==== Source material ====

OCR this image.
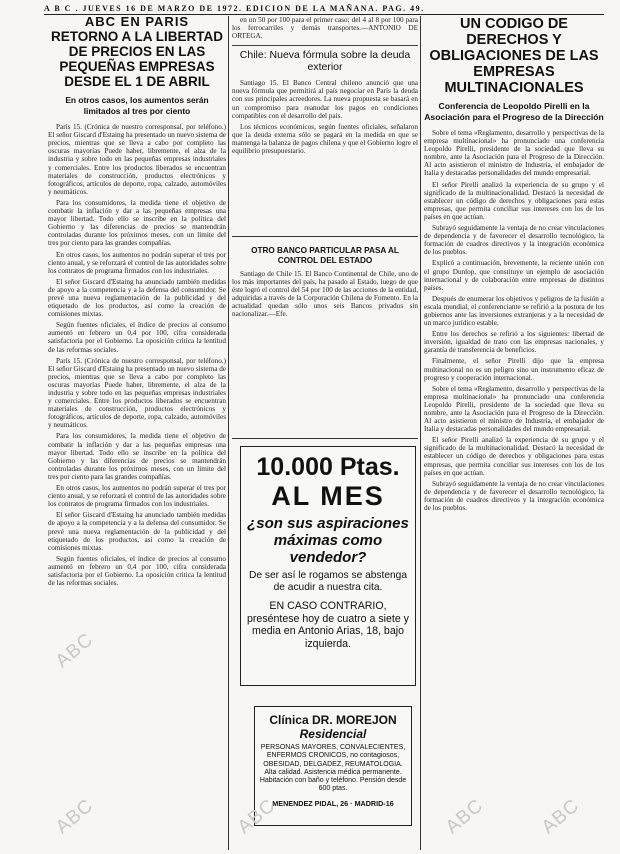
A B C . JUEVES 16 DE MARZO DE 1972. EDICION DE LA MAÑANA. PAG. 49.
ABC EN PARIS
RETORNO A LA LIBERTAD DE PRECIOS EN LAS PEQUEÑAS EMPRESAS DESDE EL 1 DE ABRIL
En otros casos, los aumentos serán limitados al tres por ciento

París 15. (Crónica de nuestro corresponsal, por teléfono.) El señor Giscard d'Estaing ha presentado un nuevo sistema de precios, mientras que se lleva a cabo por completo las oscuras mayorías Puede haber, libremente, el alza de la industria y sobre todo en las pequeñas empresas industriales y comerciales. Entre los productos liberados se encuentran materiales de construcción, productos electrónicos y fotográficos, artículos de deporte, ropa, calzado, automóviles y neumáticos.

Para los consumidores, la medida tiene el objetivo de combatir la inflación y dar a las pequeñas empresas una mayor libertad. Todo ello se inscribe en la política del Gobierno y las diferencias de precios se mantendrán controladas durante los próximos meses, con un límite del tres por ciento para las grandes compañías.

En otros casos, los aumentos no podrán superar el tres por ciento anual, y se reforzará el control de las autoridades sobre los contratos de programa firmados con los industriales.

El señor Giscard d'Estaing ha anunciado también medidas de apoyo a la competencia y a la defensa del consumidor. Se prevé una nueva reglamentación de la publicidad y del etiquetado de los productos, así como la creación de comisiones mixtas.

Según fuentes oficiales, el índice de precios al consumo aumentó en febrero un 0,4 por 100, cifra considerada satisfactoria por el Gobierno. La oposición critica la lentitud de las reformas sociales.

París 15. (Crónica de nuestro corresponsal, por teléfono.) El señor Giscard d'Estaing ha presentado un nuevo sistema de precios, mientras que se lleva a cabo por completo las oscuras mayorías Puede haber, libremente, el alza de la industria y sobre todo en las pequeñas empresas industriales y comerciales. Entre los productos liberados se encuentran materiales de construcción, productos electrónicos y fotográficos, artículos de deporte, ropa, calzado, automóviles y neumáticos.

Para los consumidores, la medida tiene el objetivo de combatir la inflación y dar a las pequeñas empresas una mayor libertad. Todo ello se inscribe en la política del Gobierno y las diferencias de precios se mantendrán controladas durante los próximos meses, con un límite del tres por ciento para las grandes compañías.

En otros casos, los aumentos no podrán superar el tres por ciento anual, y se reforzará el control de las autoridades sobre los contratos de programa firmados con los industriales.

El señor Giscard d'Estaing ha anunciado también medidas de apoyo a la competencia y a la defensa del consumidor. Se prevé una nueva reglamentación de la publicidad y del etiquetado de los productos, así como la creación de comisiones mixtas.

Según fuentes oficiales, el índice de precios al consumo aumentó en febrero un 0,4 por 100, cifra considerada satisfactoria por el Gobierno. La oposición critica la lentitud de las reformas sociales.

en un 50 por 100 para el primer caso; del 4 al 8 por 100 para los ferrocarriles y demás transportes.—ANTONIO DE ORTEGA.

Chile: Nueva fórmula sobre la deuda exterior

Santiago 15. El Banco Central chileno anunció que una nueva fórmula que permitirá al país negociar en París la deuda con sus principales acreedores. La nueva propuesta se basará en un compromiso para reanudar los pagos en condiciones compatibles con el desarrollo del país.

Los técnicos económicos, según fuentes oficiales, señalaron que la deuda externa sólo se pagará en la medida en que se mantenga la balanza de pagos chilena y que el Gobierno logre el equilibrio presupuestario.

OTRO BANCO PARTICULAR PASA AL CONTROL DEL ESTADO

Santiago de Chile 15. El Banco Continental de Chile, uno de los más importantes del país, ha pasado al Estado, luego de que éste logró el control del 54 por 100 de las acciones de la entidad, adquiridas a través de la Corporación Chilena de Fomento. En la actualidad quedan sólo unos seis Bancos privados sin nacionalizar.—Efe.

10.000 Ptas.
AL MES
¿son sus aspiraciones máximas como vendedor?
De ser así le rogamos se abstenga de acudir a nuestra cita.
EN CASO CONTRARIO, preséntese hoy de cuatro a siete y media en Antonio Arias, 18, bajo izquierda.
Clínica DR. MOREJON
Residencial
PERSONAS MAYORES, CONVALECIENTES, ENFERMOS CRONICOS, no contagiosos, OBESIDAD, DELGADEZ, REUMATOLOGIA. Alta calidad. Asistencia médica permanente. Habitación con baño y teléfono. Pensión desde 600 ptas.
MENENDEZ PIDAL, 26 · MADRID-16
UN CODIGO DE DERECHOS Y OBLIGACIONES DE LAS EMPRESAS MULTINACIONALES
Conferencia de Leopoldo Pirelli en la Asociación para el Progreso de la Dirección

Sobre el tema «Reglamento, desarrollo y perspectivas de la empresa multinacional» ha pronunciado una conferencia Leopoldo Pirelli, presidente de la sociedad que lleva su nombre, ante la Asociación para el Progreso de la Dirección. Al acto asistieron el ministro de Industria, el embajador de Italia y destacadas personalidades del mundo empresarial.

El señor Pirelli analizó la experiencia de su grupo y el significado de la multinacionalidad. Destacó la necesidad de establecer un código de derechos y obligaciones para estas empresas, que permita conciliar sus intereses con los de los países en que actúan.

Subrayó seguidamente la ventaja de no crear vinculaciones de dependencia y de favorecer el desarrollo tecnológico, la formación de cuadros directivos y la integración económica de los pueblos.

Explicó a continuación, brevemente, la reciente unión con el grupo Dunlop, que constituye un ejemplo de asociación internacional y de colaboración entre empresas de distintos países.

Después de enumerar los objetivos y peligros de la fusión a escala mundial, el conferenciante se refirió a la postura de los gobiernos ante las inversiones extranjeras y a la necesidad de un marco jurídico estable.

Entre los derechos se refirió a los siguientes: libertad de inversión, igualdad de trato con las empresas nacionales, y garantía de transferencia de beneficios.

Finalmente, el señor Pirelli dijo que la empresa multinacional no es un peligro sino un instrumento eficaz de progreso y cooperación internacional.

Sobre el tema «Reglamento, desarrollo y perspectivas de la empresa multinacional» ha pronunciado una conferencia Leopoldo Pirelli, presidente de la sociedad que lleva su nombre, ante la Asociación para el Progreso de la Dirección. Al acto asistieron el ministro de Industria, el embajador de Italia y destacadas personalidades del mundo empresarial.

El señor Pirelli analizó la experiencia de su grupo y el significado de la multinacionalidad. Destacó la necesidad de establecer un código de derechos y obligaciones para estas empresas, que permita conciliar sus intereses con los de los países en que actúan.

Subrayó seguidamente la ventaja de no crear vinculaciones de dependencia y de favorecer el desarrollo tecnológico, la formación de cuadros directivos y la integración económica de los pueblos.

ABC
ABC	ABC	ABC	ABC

====
==== Source material ====

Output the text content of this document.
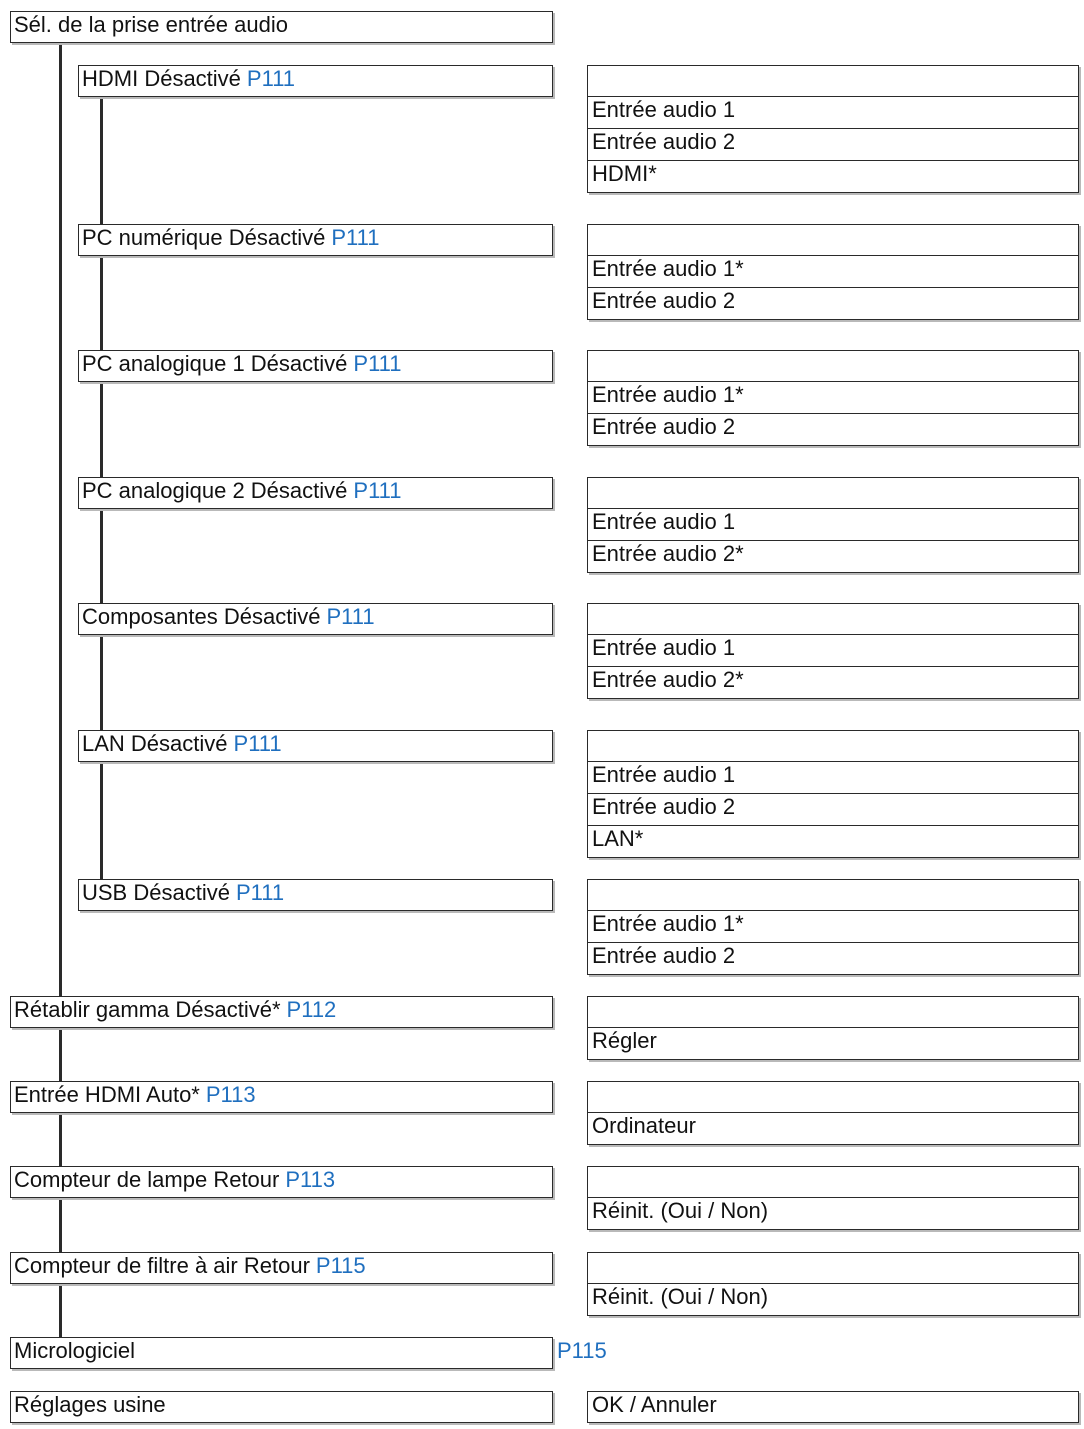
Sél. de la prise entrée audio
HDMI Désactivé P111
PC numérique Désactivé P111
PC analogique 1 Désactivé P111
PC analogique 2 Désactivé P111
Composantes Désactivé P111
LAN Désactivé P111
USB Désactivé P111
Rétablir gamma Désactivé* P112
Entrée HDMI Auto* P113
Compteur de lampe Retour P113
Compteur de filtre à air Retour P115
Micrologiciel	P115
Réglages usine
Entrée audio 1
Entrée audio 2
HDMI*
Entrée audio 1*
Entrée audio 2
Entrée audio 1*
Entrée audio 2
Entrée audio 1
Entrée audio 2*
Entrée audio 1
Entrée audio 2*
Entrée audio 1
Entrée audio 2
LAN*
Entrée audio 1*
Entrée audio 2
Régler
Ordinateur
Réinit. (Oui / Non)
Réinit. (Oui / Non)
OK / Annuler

====

**What to work on:**
Filter the records above for lines containing the word "fórmula", and copy those lines.

**Solution to the problem:**
Chile: Nueva fórmula sobre la deuda exterior
Santiago 15. El Banco Central chileno anunció que una nueva fórmula que permitirá al país negociar en París la deuda con sus principales acreedores. La nueva propuesta se basará en un compromiso para reanudar los pagos en condiciones compatibles con el desarrollo del país.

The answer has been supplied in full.